(Collected data)
────────────────

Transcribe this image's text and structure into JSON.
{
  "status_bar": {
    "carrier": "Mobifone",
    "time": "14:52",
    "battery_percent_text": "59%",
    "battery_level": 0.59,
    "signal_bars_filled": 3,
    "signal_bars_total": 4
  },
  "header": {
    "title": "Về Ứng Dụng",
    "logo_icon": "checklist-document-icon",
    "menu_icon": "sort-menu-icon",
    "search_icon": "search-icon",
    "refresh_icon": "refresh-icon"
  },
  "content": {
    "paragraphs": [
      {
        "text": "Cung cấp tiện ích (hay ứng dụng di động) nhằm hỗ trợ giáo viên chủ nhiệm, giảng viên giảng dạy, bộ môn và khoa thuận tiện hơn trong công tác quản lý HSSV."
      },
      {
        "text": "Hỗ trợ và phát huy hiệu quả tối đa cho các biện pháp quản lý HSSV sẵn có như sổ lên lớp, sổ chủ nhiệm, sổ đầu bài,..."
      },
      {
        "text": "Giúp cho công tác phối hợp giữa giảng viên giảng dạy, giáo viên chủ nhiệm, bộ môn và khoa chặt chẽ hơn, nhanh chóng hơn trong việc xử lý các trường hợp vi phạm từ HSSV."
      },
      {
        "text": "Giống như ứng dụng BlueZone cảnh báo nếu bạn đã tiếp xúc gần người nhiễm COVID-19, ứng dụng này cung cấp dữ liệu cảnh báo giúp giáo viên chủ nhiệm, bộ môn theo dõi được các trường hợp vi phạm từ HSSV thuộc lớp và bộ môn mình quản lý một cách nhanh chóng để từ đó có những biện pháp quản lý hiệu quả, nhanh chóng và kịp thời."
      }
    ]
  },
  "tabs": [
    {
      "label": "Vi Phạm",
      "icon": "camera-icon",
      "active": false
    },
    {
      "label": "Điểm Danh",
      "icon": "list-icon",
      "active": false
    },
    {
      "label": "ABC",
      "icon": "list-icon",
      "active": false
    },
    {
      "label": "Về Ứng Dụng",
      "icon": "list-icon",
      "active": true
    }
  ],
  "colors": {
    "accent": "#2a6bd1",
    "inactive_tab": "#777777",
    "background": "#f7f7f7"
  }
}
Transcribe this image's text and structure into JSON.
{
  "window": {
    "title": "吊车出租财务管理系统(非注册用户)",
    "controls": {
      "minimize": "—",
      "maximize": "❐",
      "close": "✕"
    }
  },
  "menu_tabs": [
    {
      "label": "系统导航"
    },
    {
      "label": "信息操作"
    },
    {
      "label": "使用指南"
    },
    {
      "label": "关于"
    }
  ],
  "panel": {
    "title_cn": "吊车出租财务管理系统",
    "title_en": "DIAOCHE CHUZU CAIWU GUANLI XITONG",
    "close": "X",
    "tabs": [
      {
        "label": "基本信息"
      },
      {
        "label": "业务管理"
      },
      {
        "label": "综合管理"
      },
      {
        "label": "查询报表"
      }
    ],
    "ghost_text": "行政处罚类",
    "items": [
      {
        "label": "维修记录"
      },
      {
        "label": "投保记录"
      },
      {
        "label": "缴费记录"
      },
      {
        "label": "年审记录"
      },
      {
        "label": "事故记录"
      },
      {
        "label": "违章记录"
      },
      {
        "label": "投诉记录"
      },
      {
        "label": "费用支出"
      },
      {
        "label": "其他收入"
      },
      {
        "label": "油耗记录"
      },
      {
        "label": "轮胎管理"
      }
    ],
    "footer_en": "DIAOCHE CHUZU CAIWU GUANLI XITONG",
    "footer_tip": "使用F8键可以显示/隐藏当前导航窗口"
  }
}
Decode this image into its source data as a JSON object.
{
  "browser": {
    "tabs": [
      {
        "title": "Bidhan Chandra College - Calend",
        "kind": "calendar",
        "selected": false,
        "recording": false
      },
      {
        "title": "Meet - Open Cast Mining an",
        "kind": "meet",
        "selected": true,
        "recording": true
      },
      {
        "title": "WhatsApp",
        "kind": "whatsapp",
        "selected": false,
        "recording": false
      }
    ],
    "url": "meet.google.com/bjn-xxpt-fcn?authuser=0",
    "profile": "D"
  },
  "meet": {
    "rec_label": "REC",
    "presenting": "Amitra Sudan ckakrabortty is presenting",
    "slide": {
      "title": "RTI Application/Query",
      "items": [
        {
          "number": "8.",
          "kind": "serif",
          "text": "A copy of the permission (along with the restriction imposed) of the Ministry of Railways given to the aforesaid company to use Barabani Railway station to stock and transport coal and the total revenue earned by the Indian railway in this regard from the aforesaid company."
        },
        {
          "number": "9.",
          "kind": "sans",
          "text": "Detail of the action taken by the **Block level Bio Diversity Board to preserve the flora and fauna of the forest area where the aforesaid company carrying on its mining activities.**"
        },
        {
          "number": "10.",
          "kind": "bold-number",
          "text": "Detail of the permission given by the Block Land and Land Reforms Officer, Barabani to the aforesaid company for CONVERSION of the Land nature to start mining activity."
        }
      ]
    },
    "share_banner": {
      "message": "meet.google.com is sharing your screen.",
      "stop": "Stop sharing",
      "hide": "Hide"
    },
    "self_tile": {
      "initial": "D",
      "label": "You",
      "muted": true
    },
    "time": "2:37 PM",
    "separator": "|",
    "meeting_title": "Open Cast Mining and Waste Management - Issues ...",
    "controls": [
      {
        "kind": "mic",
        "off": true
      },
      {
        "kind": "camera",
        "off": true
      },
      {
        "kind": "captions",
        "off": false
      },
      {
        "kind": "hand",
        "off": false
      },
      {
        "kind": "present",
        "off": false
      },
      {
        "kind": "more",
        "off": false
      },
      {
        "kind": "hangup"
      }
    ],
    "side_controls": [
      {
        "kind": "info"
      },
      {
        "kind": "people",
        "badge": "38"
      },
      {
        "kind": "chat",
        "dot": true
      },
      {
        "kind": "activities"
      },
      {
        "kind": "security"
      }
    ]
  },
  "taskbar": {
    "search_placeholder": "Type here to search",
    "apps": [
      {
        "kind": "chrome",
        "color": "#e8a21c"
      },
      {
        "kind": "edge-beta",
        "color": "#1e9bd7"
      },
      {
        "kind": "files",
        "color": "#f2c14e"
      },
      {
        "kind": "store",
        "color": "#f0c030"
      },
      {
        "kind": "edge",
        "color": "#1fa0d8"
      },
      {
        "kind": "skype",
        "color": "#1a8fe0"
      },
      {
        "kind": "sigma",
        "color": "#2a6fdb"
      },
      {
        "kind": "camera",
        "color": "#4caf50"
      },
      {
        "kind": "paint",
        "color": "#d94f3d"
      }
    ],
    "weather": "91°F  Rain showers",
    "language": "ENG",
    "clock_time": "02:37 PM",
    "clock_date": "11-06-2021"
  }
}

────────────────

Work required.
Repeat the material above exactly.

Answer below.
Transcribe this image's text and structure into JSON.
{
  "status_bar": {
    "carrier": "Mobifone",
    "time": "14:52",
    "battery_percent_text": "59%",
    "battery_level": 0.59,
    "signal_bars_filled": 3,
    "signal_bars_total": 4
  },
  "header": {
    "title": "Về Ứng Dụng",
    "logo_icon": "checklist-document-icon",
    "menu_icon": "sort-menu-icon",
    "search_icon": "search-icon",
    "refresh_icon": "refresh-icon"
  },
  "content": {
    "paragraphs": [
      {
        "text": "Cung cấp tiện ích (hay ứng dụng di động) nhằm hỗ trợ giáo viên chủ nhiệm, giảng viên giảng dạy, bộ môn và khoa thuận tiện hơn trong công tác quản lý HSSV."
      },
      {
        "text": "Hỗ trợ và phát huy hiệu quả tối đa cho các biện pháp quản lý HSSV sẵn có như sổ lên lớp, sổ chủ nhiệm, sổ đầu bài,..."
      },
      {
        "text": "Giúp cho công tác phối hợp giữa giảng viên giảng dạy, giáo viên chủ nhiệm, bộ môn và khoa chặt chẽ hơn, nhanh chóng hơn trong việc xử lý các trường hợp vi phạm từ HSSV."
      },
      {
        "text": "Giống như ứng dụng BlueZone cảnh báo nếu bạn đã tiếp xúc gần người nhiễm COVID-19, ứng dụng này cung cấp dữ liệu cảnh báo giúp giáo viên chủ nhiệm, bộ môn theo dõi được các trường hợp vi phạm từ HSSV thuộc lớp và bộ môn mình quản lý một cách nhanh chóng để từ đó có những biện pháp quản lý hiệu quả, nhanh chóng và kịp thời."
      }
    ]
  },
  "tabs": [
    {
      "label": "Vi Phạm",
      "icon": "camera-icon",
      "active": false
    },
    {
      "label": "Điểm Danh",
      "icon": "list-icon",
      "active": false
    },
    {
      "label": "ABC",
      "icon": "list-icon",
      "active": false
    },
    {
      "label": "Về Ứng Dụng",
      "icon": "list-icon",
      "active": true
    }
  ],
  "colors": {
    "accent": "#2a6bd1",
    "inactive_tab": "#777777",
    "background": "#f7f7f7"
  }
}
Transcribe this image's text and structure into JSON.
{
  "window": {
    "title": "吊车出租财务管理系统(非注册用户)",
    "controls": {
      "minimize": "—",
      "maximize": "❐",
      "close": "✕"
    }
  },
  "menu_tabs": [
    {
      "label": "系统导航"
    },
    {
      "label": "信息操作"
    },
    {
      "label": "使用指南"
    },
    {
      "label": "关于"
    }
  ],
  "panel": {
    "title_cn": "吊车出租财务管理系统",
    "title_en": "DIAOCHE CHUZU CAIWU GUANLI XITONG",
    "close": "X",
    "tabs": [
      {
        "label": "基本信息"
      },
      {
        "label": "业务管理"
      },
      {
        "label": "综合管理"
      },
      {
        "label": "查询报表"
      }
    ],
    "ghost_text": "行政处罚类",
    "items": [
      {
        "label": "维修记录"
      },
      {
        "label": "投保记录"
      },
      {
        "label": "缴费记录"
      },
      {
        "label": "年审记录"
      },
      {
        "label": "事故记录"
      },
      {
        "label": "违章记录"
      },
      {
        "label": "投诉记录"
      },
      {
        "label": "费用支出"
      },
      {
        "label": "其他收入"
      },
      {
        "label": "油耗记录"
      },
      {
        "label": "轮胎管理"
      }
    ],
    "footer_en": "DIAOCHE CHUZU CAIWU GUANLI XITONG",
    "footer_tip": "使用F8键可以显示/隐藏当前导航窗口"
  }
}
Decode this image into its source data as a JSON object.
{
  "browser": {
    "tabs": [
      {
        "title": "Bidhan Chandra College - Calend",
        "kind": "calendar",
        "selected": false,
        "recording": false
      },
      {
        "title": "Meet - Open Cast Mining an",
        "kind": "meet",
        "selected": true,
        "recording": true
      },
      {
        "title": "WhatsApp",
        "kind": "whatsapp",
        "selected": false,
        "recording": false
      }
    ],
    "url": "meet.google.com/bjn-xxpt-fcn?authuser=0",
    "profile": "D"
  },
  "meet": {
    "rec_label": "REC",
    "presenting": "Amitra Sudan ckakrabortty is presenting",
    "slide": {
      "title": "RTI Application/Query",
      "items": [
        {
          "number": "8.",
          "kind": "serif",
          "text": "A copy of the permission (along with the restriction imposed) of the Ministry of Railways given to the aforesaid company to use Barabani Railway station to stock and transport coal and the total revenue earned by the Indian railway in this regard from the aforesaid company."
        },
        {
          "number": "9.",
          "kind": "sans",
          "text": "Detail of the action taken by the **Block level Bio Diversity Board to preserve the flora and fauna of the forest area where the aforesaid company carrying on its mining activities.**"
        },
        {
          "number": "10.",
          "kind": "bold-number",
          "text": "Detail of the permission given by the Block Land and Land Reforms Officer, Barabani to the aforesaid company for CONVERSION of the Land nature to start mining activity."
        }
      ]
    },
    "share_banner": {
      "message": "meet.google.com is sharing your screen.",
      "stop": "Stop sharing",
      "hide": "Hide"
    },
    "self_tile": {
      "initial": "D",
      "label": "You",
      "muted": true
    },
    "time": "2:37 PM",
    "separator": "|",
    "meeting_title": "Open Cast Mining and Waste Management - Issues ...",
    "controls": [
      {
        "kind": "mic",
        "off": true
      },
      {
        "kind": "camera",
        "off": true
      },
      {
        "kind": "captions",
        "off": false
      },
      {
        "kind": "hand",
        "off": false
      },
      {
        "kind": "present",
        "off": false
      },
      {
        "kind": "more",
        "off": false
      },
      {
        "kind": "hangup"
      }
    ],
    "side_controls": [
      {
        "kind": "info"
      },
      {
        "kind": "people",
        "badge": "38"
      },
      {
        "kind": "chat",
        "dot": true
      },
      {
        "kind": "activities"
      },
      {
        "kind": "security"
      }
    ]
  },
  "taskbar": {
    "search_placeholder": "Type here to search",
    "apps": [
      {
        "kind": "chrome",
        "color": "#e8a21c"
      },
      {
        "kind": "edge-beta",
        "color": "#1e9bd7"
      },
      {
        "kind": "files",
        "color": "#f2c14e"
      },
      {
        "kind": "store",
        "color": "#f0c030"
      },
      {
        "kind": "edge",
        "color": "#1fa0d8"
      },
      {
        "kind": "skype",
        "color": "#1a8fe0"
      },
      {
        "kind": "sigma",
        "color": "#2a6fdb"
      },
      {
        "kind": "camera",
        "color": "#4caf50"
      },
      {
        "kind": "paint",
        "color": "#d94f3d"
      }
    ],
    "weather": "91°F  Rain showers",
    "language": "ENG",
    "clock_time": "02:37 PM",
    "clock_date": "11-06-2021"
  }
}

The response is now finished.